Return all lines with the word "value" in them.

[Lines of data]
○ ○ ○ ○ ○ ○ ○

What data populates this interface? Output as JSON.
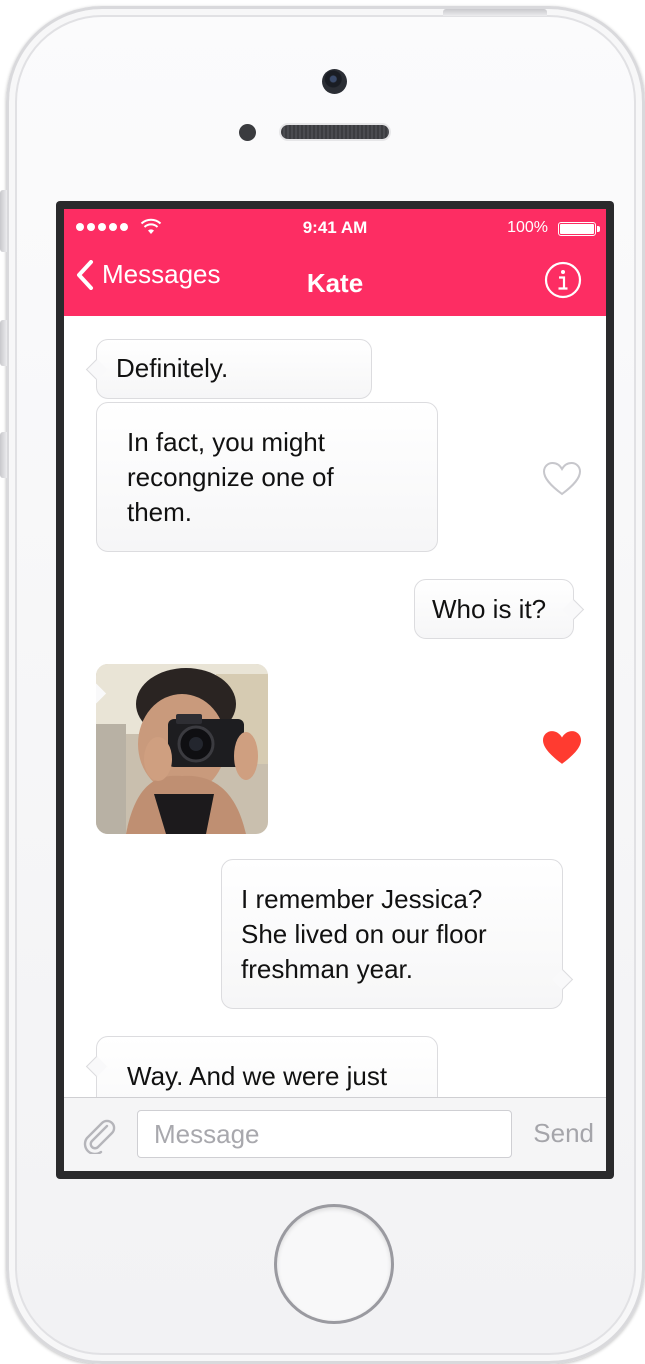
{
  "status_bar": {
    "time": "9:41 AM",
    "battery": "100%"
  },
  "nav": {
    "back_label": "Messages",
    "title": "Kate"
  },
  "messages": [
    {
      "side": "incoming",
      "text": "Definitely."
    },
    {
      "side": "incoming",
      "text": "In fact, you might\nrecongnize one of\nthem.",
      "liked": false
    },
    {
      "side": "outgoing",
      "text": "Who is it?"
    },
    {
      "side": "incoming",
      "type": "photo",
      "liked": true
    },
    {
      "side": "outgoing",
      "text": "I remember Jessica?\nShe lived on our floor\nfreshman year."
    },
    {
      "side": "incoming",
      "text": "Way. And we were just"
    }
  ],
  "composer": {
    "placeholder": "Message",
    "send_label": "Send"
  },
  "colors": {
    "accent": "#fd2d63",
    "like_active": "#ff3b30",
    "like_inactive": "#c7c7cc"
  }
}
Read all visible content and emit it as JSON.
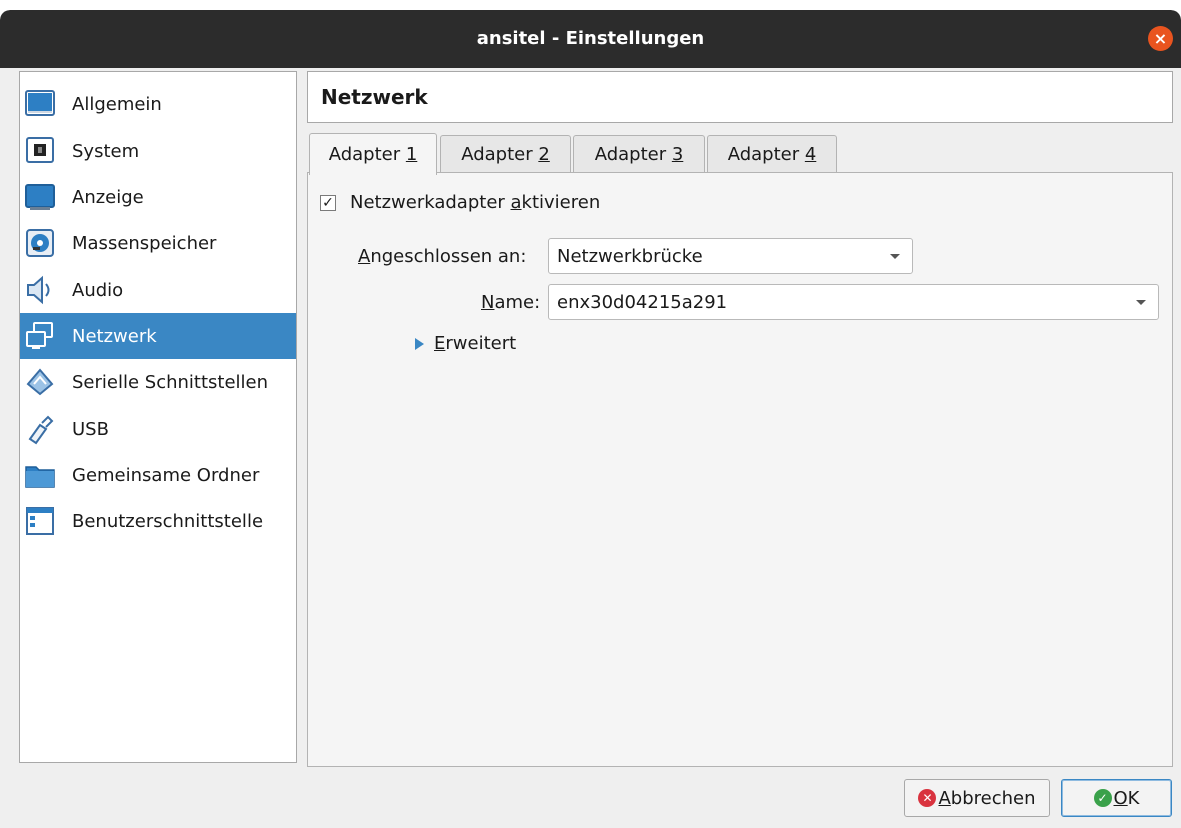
{
  "window": {
    "title": "ansitel - Einstellungen",
    "close_symbol": "×"
  },
  "sidebar": {
    "items": [
      {
        "label": "Allgemein",
        "icon": "general-icon"
      },
      {
        "label": "System",
        "icon": "system-icon"
      },
      {
        "label": "Anzeige",
        "icon": "display-icon"
      },
      {
        "label": "Massenspeicher",
        "icon": "storage-icon"
      },
      {
        "label": "Audio",
        "icon": "audio-icon"
      },
      {
        "label": "Netzwerk",
        "icon": "network-icon",
        "selected": true
      },
      {
        "label": "Serielle Schnittstellen",
        "icon": "serial-port-icon"
      },
      {
        "label": "USB",
        "icon": "usb-icon"
      },
      {
        "label": "Gemeinsame Ordner",
        "icon": "shared-folder-icon"
      },
      {
        "label": "Benutzerschnittstelle",
        "icon": "user-interface-icon"
      }
    ]
  },
  "main": {
    "heading": "Netzwerk",
    "tabs": [
      {
        "label": "Adapter ",
        "mnemonic": "1",
        "active": true
      },
      {
        "label": "Adapter ",
        "mnemonic": "2"
      },
      {
        "label": "Adapter ",
        "mnemonic": "3"
      },
      {
        "label": "Adapter ",
        "mnemonic": "4"
      }
    ],
    "enable_checkbox": {
      "label_pre": "Netzwerkadapter ",
      "mnemonic": "a",
      "label_post": "ktivieren",
      "checked": true,
      "check_glyph": "✓"
    },
    "attached_to": {
      "mnemonic": "A",
      "label_rest": "ngeschlossen an:",
      "value": "Netzwerkbrücke"
    },
    "name": {
      "mnemonic": "N",
      "label_rest": "ame:",
      "value": "enx30d04215a291"
    },
    "advanced": {
      "mnemonic": "E",
      "label_rest": "rweitert"
    }
  },
  "buttons": {
    "cancel": {
      "mnemonic": "A",
      "label_rest": "bbrechen",
      "icon_glyph": "✕",
      "color": "#d9333f"
    },
    "ok": {
      "mnemonic": "O",
      "label_rest": "K",
      "icon_glyph": "✓",
      "color": "#3aa14a"
    }
  },
  "colors": {
    "accent": "#3a87c4",
    "titlebar": "#2c2c2c",
    "close": "#e9541f"
  }
}
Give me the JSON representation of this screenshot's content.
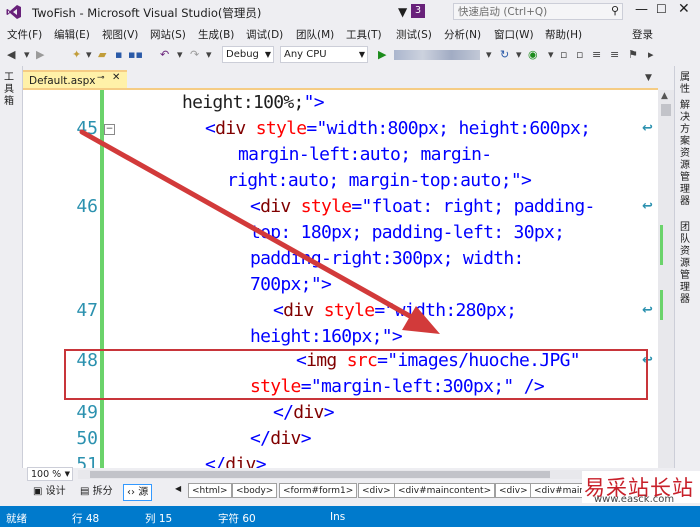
{
  "window": {
    "title": "TwoFish - Microsoft Visual Studio(管理员)",
    "notification_count": "3",
    "quick_launch_placeholder": "快速启动 (Ctrl+Q)"
  },
  "menu": [
    "文件(F)",
    "编辑(E)",
    "视图(V)",
    "网站(S)",
    "生成(B)",
    "调试(D)",
    "团队(M)",
    "工具(T)",
    "测试(S)",
    "分析(N)",
    "窗口(W)",
    "帮助(H)"
  ],
  "login": "登录",
  "toolbar": {
    "config": "Debug",
    "platform": "Any CPU"
  },
  "left_panel": "工具箱",
  "right_panels": [
    "属性",
    "解决方案资源管理器",
    "团队资源管理器"
  ],
  "doc_tab": {
    "name": "Default.aspx"
  },
  "code_lines": [
    {
      "ln": "",
      "segs": [
        [
          "x",
          "height:100%;"
        ],
        [
          "s",
          "\">"
        ]
      ]
    },
    {
      "ln": "45",
      "segs": [
        [
          "p",
          "<"
        ],
        [
          "t",
          "div"
        ],
        [
          "x",
          " "
        ],
        [
          "a",
          "style"
        ],
        [
          "p",
          "="
        ],
        [
          "s",
          "\"width:800px; height:600px;"
        ]
      ]
    },
    {
      "ln": "",
      "segs": [
        [
          "s",
          "margin-left:auto; margin-"
        ]
      ]
    },
    {
      "ln": "",
      "segs": [
        [
          "s",
          "right:auto; margin-top:auto;\""
        ],
        [
          "p",
          ">"
        ]
      ]
    },
    {
      "ln": "46",
      "segs": [
        [
          "p",
          "<"
        ],
        [
          "t",
          "div"
        ],
        [
          "x",
          " "
        ],
        [
          "a",
          "style"
        ],
        [
          "p",
          "="
        ],
        [
          "s",
          "\"float: right; padding-"
        ]
      ]
    },
    {
      "ln": "",
      "segs": [
        [
          "s",
          "top: 180px; padding-left: 30px;"
        ]
      ]
    },
    {
      "ln": "",
      "segs": [
        [
          "s",
          "padding-right:300px; width:"
        ]
      ]
    },
    {
      "ln": "",
      "segs": [
        [
          "s",
          "700px;\""
        ],
        [
          "p",
          ">"
        ]
      ]
    },
    {
      "ln": "47",
      "segs": [
        [
          "p",
          "<"
        ],
        [
          "t",
          "div"
        ],
        [
          "x",
          " "
        ],
        [
          "a",
          "style"
        ],
        [
          "p",
          "="
        ],
        [
          "s",
          "\"width:280px;"
        ]
      ]
    },
    {
      "ln": "",
      "segs": [
        [
          "s",
          "height:160px;\""
        ],
        [
          "p",
          ">"
        ]
      ]
    },
    {
      "ln": "48",
      "segs": [
        [
          "p",
          "<"
        ],
        [
          "t",
          "img"
        ],
        [
          "x",
          " "
        ],
        [
          "a",
          "src"
        ],
        [
          "p",
          "="
        ],
        [
          "s",
          "\"images/huoche.JPG\""
        ]
      ]
    },
    {
      "ln": "",
      "segs": [
        [
          "a",
          "style"
        ],
        [
          "p",
          "="
        ],
        [
          "s",
          "\"margin-left:300px;\""
        ],
        [
          "x",
          " "
        ],
        [
          "p",
          "/>"
        ]
      ]
    },
    {
      "ln": "49",
      "segs": [
        [
          "p",
          "</"
        ],
        [
          "t",
          "div"
        ],
        [
          "p",
          ">"
        ]
      ]
    },
    {
      "ln": "50",
      "segs": [
        [
          "p",
          "</"
        ],
        [
          "t",
          "div"
        ],
        [
          "p",
          ">"
        ]
      ]
    },
    {
      "ln": "51",
      "segs": [
        [
          "p",
          "</"
        ],
        [
          "t",
          "div"
        ],
        [
          "p",
          ">"
        ]
      ]
    }
  ],
  "zoom": "100 %",
  "view_buttons": [
    "设计",
    "拆分",
    "源"
  ],
  "breadcrumbs": [
    "<html>",
    "<body>",
    "<form#form1>",
    "<div>",
    "<div#maincontent>",
    "<div>",
    "<div#mainco"
  ],
  "status": {
    "ready": "就绪",
    "line": "行 48",
    "col": "列 15",
    "char": "字符 60",
    "mode": "Ins"
  },
  "watermark": {
    "text": "易采站长站",
    "url": "www.easck.com"
  }
}
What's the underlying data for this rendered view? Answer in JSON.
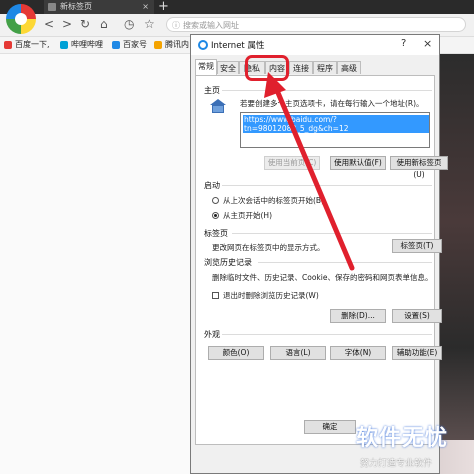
{
  "browser": {
    "tab_title": "新标签页",
    "tab_close": "×",
    "new_tab": "+",
    "address_placeholder": "搜索或输入网址",
    "bookmarks": [
      {
        "label": "百度一下,",
        "color": "#e53935"
      },
      {
        "label": "哔哩哔哩",
        "color": "#00a1d6"
      },
      {
        "label": "百家号",
        "color": "#1e88e5"
      },
      {
        "label": "腾讯内",
        "color": "#f4a300"
      }
    ]
  },
  "dialog": {
    "title": "Internet 属性",
    "help": "?",
    "close": "×",
    "tabs": [
      "常规",
      "安全",
      "隐私",
      "内容",
      "连接",
      "程序",
      "高级"
    ],
    "active_tab": "常规",
    "homepage": {
      "section": "主页",
      "desc": "若要创建多个主页选项卡，请在每行输入一个地址(R)。",
      "url": "https://www.baidu.com/?tn=98012088_5_dg&ch=12",
      "btn_current": "使用当前页(C)",
      "btn_default": "使用默认值(F)",
      "btn_newtab": "使用新标签页(U)"
    },
    "startup": {
      "section": "启动",
      "opt_last": "从上次会话中的标签页开始(B)",
      "opt_home": "从主页开始(H)",
      "selected": "opt_home"
    },
    "tabs_section": {
      "section": "标签页",
      "desc": "更改网页在标签页中的显示方式。",
      "btn": "标签页(T)"
    },
    "history": {
      "section": "浏览历史记录",
      "desc": "删除临时文件、历史记录、Cookie、保存的密码和网页表单信息。",
      "checkbox": "退出时删除浏览历史记录(W)",
      "checked": false,
      "btn_delete": "删除(D)...",
      "btn_settings": "设置(S)"
    },
    "appearance": {
      "section": "外观",
      "btn_colors": "颜色(O)",
      "btn_languages": "语言(L)",
      "btn_fonts": "字体(N)",
      "btn_accessibility": "辅助功能(E)"
    },
    "ok": "确定"
  },
  "watermark": {
    "title": "软件无忧",
    "sub": "努力打造专业软件"
  },
  "colors": {
    "annotation": "#e0202d",
    "selection": "#3399ff"
  }
}
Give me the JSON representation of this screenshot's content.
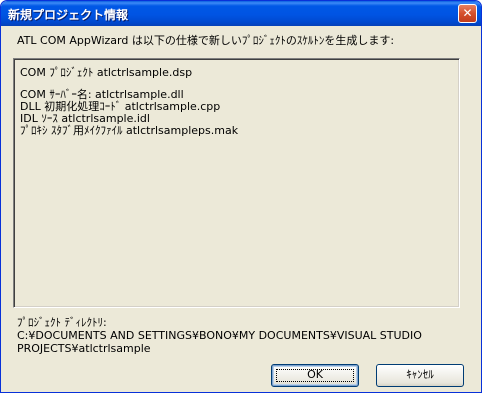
{
  "window": {
    "title": "新規プロジェクト情報",
    "close_glyph": "✕"
  },
  "intro_text": "ATL COM AppWizard は以下の仕様で新しいﾌﾟﾛｼﾞｪｸﾄのｽｹﾙﾄﾝを生成します:",
  "info_lines": [
    "COM ﾌﾟﾛｼﾞｪｸﾄ atlctrlsample.dsp",
    "COM ｻｰﾊﾞｰ名: atlctrlsample.dll",
    "DLL 初期化処理ｺｰﾄﾞ atlctrlsample.cpp",
    "IDL ｿｰｽ atlctrlsample.idl",
    "ﾌﾟﾛｷｼ ｽﾀﾌﾞ用ﾒｲｸﾌｧｲﾙ atlctrlsampleps.mak"
  ],
  "directory": {
    "label": "ﾌﾟﾛｼﾞｪｸﾄ ﾃﾞｨﾚｸﾄﾘ:",
    "path": "C:¥DOCUMENTS AND SETTINGS¥BONO¥MY DOCUMENTS¥VISUAL STUDIO PROJECTS¥atlctrlsample"
  },
  "buttons": {
    "ok": "OK",
    "cancel": "ｷｬﾝｾﾙ"
  },
  "colors": {
    "titlebar": "#0054e3",
    "dialog_bg": "#ece9d8",
    "close_button": "#d5502c"
  }
}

○ ○ ○ ○ ○ ○ ○

**FINAL RESULT**
      "value": "Netzwerkbrücke"
      "value": "enx30d04215a291"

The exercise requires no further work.